** Extracts from a graphics dataset **
+ + + +

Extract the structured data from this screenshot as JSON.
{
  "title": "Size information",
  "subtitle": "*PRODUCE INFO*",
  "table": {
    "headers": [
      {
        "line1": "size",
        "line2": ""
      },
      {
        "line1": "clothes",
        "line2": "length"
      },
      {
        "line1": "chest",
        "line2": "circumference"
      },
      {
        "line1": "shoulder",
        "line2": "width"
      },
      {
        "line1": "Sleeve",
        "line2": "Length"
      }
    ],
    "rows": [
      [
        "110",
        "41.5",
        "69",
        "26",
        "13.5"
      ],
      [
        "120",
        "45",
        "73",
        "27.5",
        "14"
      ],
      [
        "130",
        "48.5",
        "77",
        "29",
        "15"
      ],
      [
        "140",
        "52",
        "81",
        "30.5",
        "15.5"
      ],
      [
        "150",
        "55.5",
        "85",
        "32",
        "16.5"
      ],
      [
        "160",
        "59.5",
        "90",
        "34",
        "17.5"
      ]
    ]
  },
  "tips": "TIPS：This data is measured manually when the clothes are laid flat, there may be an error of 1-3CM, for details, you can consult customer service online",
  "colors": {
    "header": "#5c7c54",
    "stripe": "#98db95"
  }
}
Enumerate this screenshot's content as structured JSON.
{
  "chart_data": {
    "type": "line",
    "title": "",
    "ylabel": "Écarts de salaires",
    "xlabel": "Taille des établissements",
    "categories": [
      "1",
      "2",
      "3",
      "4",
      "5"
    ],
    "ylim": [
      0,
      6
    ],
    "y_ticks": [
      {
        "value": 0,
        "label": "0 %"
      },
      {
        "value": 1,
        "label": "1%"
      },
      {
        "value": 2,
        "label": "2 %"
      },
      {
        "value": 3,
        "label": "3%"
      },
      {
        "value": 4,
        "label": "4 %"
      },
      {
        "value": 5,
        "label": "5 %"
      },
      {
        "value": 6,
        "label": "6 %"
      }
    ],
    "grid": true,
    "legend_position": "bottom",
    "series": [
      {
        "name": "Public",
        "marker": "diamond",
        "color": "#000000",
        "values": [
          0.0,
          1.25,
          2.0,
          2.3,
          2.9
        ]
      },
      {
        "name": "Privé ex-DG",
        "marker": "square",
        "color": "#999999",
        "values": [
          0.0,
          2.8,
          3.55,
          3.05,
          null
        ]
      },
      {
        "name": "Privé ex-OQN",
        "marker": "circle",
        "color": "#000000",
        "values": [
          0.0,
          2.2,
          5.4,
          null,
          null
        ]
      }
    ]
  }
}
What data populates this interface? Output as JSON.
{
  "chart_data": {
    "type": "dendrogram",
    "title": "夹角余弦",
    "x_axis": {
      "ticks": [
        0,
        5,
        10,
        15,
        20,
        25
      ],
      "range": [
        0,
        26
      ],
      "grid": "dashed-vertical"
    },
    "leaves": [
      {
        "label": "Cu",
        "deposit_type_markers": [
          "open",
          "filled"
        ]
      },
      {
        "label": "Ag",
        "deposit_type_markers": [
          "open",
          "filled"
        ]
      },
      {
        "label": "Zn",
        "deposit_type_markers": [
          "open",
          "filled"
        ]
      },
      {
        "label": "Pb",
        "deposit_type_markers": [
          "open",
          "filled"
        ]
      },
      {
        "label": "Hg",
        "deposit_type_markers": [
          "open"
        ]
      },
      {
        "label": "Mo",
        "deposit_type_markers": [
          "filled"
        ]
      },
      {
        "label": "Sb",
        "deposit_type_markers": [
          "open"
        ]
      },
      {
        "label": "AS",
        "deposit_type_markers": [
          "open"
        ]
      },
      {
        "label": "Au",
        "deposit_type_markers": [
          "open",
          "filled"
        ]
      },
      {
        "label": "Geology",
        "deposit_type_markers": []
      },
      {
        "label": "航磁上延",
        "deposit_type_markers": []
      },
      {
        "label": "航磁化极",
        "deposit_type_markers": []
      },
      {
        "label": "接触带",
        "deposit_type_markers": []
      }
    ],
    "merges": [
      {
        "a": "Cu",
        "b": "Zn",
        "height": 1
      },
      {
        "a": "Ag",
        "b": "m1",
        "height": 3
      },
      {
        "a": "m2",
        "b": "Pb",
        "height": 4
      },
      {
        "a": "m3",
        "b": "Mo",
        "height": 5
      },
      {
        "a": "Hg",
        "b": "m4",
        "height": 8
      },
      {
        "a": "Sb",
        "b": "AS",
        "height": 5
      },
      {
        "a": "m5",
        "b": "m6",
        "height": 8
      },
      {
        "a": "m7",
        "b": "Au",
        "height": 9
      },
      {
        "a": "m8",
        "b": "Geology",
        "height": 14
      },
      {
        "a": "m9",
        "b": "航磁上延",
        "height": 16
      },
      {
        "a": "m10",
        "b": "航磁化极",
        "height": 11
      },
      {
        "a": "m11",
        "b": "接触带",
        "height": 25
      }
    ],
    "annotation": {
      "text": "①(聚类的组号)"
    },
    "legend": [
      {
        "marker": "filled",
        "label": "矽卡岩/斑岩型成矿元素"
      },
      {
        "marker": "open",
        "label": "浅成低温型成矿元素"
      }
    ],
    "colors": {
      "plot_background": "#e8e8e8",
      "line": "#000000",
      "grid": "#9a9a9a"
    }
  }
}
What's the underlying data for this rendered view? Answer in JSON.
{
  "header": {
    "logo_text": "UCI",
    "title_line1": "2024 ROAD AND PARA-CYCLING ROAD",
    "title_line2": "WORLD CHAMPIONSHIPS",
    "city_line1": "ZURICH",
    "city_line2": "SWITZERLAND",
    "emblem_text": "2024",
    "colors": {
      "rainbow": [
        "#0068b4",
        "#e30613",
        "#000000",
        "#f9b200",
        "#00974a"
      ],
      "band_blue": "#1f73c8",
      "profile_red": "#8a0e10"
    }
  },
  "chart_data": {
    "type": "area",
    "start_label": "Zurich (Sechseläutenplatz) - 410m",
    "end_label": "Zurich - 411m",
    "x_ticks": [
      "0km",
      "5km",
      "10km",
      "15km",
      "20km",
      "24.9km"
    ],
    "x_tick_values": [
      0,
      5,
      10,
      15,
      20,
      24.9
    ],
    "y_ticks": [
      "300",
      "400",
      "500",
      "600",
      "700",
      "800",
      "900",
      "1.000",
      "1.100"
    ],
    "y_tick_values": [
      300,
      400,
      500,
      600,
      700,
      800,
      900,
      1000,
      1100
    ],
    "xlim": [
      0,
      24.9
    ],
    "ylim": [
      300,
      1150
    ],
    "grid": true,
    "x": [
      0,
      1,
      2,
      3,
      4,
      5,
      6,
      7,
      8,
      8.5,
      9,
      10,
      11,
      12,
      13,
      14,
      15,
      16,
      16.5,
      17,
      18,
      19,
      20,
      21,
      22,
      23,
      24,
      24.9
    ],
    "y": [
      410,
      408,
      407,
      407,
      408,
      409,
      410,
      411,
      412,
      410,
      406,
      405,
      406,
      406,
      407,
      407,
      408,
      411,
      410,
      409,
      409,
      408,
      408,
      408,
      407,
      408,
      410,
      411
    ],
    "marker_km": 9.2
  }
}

+ + + +

** Set problem **
Of all the lines above, how many contain the word "JSON"? Answer with only the number.

** Complete answer **
4